__Exercise goal__
Return all entries word for word, but drop any images.

[Records from a data collection]

***

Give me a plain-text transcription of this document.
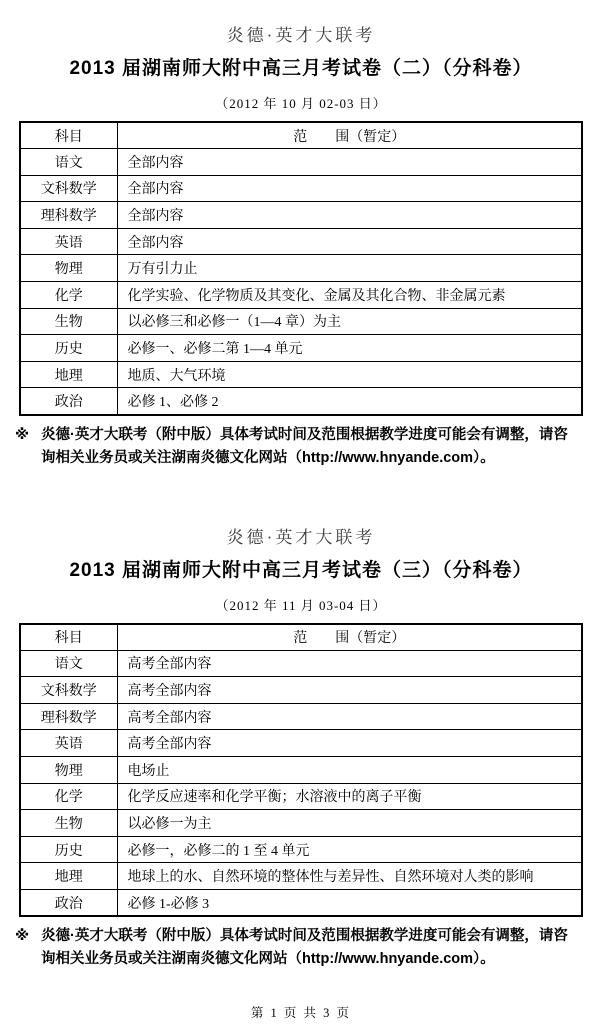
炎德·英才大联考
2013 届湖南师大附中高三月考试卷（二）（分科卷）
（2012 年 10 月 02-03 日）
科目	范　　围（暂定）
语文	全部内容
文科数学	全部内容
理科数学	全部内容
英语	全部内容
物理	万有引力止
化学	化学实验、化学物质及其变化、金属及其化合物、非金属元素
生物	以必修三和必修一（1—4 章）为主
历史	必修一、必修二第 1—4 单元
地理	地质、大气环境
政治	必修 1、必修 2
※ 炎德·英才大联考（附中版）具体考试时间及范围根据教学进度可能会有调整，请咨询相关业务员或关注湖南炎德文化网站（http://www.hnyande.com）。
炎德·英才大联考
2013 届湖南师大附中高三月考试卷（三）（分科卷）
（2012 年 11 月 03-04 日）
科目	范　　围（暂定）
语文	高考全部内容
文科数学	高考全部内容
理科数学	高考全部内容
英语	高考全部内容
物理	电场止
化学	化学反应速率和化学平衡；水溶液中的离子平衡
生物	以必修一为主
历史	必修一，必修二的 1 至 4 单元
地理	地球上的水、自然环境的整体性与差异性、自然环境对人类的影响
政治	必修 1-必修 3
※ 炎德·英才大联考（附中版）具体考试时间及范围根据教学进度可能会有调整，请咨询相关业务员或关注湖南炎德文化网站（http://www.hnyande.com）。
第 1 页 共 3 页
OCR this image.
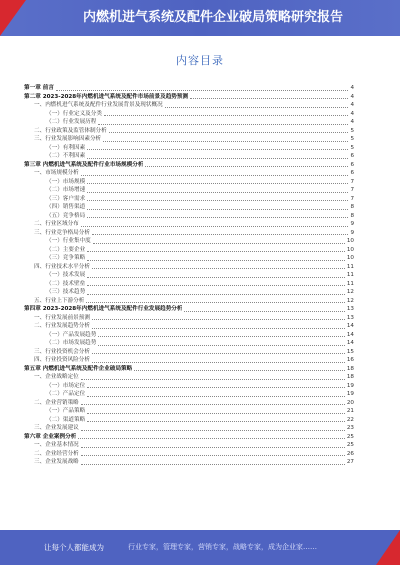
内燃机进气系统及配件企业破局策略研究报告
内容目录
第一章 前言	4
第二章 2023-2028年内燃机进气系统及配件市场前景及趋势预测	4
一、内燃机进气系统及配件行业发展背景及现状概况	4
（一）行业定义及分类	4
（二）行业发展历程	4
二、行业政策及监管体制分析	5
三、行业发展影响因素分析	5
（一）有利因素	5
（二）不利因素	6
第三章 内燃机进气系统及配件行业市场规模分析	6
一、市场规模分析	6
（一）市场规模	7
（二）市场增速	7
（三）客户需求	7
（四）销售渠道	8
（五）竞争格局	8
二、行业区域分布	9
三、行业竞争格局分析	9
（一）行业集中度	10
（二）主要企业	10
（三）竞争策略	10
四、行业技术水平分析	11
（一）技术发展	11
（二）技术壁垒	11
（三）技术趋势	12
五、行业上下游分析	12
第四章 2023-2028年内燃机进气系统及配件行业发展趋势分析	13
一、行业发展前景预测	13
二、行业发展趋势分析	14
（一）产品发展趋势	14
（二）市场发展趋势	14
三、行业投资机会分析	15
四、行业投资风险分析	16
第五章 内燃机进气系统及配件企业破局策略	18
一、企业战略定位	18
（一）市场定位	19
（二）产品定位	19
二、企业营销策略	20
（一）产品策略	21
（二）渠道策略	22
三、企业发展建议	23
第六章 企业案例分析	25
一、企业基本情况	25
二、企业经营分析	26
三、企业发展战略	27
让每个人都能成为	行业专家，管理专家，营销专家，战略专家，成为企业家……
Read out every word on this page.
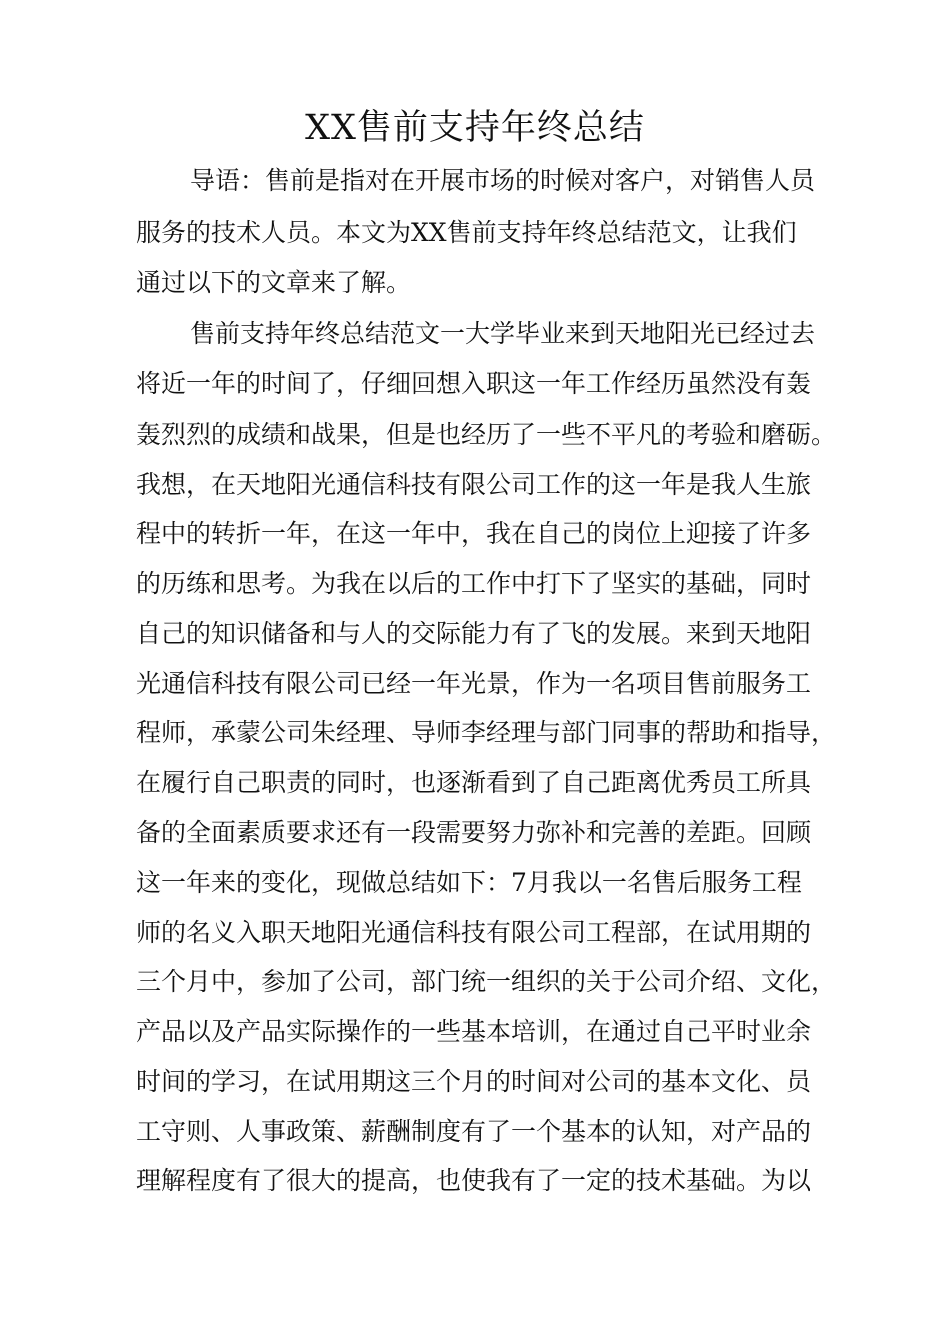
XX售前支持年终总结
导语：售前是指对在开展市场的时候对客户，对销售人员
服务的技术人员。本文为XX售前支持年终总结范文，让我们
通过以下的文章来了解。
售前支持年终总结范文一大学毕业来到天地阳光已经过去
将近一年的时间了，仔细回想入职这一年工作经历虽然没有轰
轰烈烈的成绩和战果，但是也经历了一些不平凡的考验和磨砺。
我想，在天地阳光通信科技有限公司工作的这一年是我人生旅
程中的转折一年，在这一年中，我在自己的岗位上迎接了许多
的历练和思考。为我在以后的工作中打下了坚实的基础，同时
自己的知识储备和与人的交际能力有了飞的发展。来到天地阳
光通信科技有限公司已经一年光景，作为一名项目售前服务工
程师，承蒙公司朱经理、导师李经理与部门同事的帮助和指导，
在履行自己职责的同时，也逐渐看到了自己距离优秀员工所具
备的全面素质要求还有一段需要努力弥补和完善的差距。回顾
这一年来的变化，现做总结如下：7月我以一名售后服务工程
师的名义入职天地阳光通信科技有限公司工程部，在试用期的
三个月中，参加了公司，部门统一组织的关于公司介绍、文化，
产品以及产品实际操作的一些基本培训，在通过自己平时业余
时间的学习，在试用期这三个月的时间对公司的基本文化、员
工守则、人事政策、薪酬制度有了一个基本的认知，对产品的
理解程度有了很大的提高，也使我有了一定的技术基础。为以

***

__The result__
Give me a plain-text transcription of this document.
炎德·英才大联考
2013 届湖南师大附中高三月考试卷（二）（分科卷）
（2012 年 10 月 02-03 日）
科目	范　　围（暂定）
语文	全部内容
文科数学	全部内容
理科数学	全部内容
英语	全部内容
物理	万有引力止
化学	化学实验、化学物质及其变化、金属及其化合物、非金属元素
生物	以必修三和必修一（1—4 章）为主
历史	必修一、必修二第 1—4 单元
地理	地质、大气环境
政治	必修 1、必修 2
※ 炎德·英才大联考（附中版）具体考试时间及范围根据教学进度可能会有调整，请咨询相关业务员或关注湖南炎德文化网站（http://www.hnyande.com）。
炎德·英才大联考
2013 届湖南师大附中高三月考试卷（三）（分科卷）
（2012 年 11 月 03-04 日）
科目	范　　围（暂定）
语文	高考全部内容
文科数学	高考全部内容
理科数学	高考全部内容
英语	高考全部内容
物理	电场止
化学	化学反应速率和化学平衡；水溶液中的离子平衡
生物	以必修一为主
历史	必修一，必修二的 1 至 4 单元
地理	地球上的水、自然环境的整体性与差异性、自然环境对人类的影响
政治	必修 1-必修 3
※ 炎德·英才大联考（附中版）具体考试时间及范围根据教学进度可能会有调整，请咨询相关业务员或关注湖南炎德文化网站（http://www.hnyande.com）。
第 1 页 共 3 页
OCR this image.
内燃机进气系统及配件企业破局策略研究报告
内容目录
第一章 前言	4
第二章 2023-2028年内燃机进气系统及配件市场前景及趋势预测	4
一、内燃机进气系统及配件行业发展背景及现状概况	4
（一）行业定义及分类	4
（二）行业发展历程	4
二、行业政策及监管体制分析	5
三、行业发展影响因素分析	5
（一）有利因素	5
（二）不利因素	6
第三章 内燃机进气系统及配件行业市场规模分析	6
一、市场规模分析	6
（一）市场规模	7
（二）市场增速	7
（三）客户需求	7
（四）销售渠道	8
（五）竞争格局	8
二、行业区域分布	9
三、行业竞争格局分析	9
（一）行业集中度	10
（二）主要企业	10
（三）竞争策略	10
四、行业技术水平分析	11
（一）技术发展	11
（二）技术壁垒	11
（三）技术趋势	12
五、行业上下游分析	12
第四章 2023-2028年内燃机进气系统及配件行业发展趋势分析	13
一、行业发展前景预测	13
二、行业发展趋势分析	14
（一）产品发展趋势	14
（二）市场发展趋势	14
三、行业投资机会分析	15
四、行业投资风险分析	16
第五章 内燃机进气系统及配件企业破局策略	18
一、企业战略定位	18
（一）市场定位	19
（二）产品定位	19
二、企业营销策略	20
（一）产品策略	21
（二）渠道策略	22
三、企业发展建议	23
第六章 企业案例分析	25
一、企业基本情况	25
二、企业经营分析	26
三、企业发展战略	27
让每个人都能成为	行业专家，管理专家，营销专家，战略专家，成为企业家……
Read out every word on this page.
XX售前支持年终总结
导语：售前是指对在开展市场的时候对客户，对销售人员
服务的技术人员。本文为XX售前支持年终总结范文，让我们
通过以下的文章来了解。
售前支持年终总结范文一大学毕业来到天地阳光已经过去
将近一年的时间了，仔细回想入职这一年工作经历虽然没有轰
轰烈烈的成绩和战果，但是也经历了一些不平凡的考验和磨砺。
我想，在天地阳光通信科技有限公司工作的这一年是我人生旅
程中的转折一年，在这一年中，我在自己的岗位上迎接了许多
的历练和思考。为我在以后的工作中打下了坚实的基础，同时
自己的知识储备和与人的交际能力有了飞的发展。来到天地阳
光通信科技有限公司已经一年光景，作为一名项目售前服务工
程师，承蒙公司朱经理、导师李经理与部门同事的帮助和指导，
在履行自己职责的同时，也逐渐看到了自己距离优秀员工所具
备的全面素质要求还有一段需要努力弥补和完善的差距。回顾
这一年来的变化，现做总结如下：7月我以一名售后服务工程
师的名义入职天地阳光通信科技有限公司工程部，在试用期的
三个月中，参加了公司，部门统一组织的关于公司介绍、文化，
产品以及产品实际操作的一些基本培训，在通过自己平时业余
时间的学习，在试用期这三个月的时间对公司的基本文化、员
工守则、人事政策、薪酬制度有了一个基本的认知，对产品的
理解程度有了很大的提高，也使我有了一定的技术基础。为以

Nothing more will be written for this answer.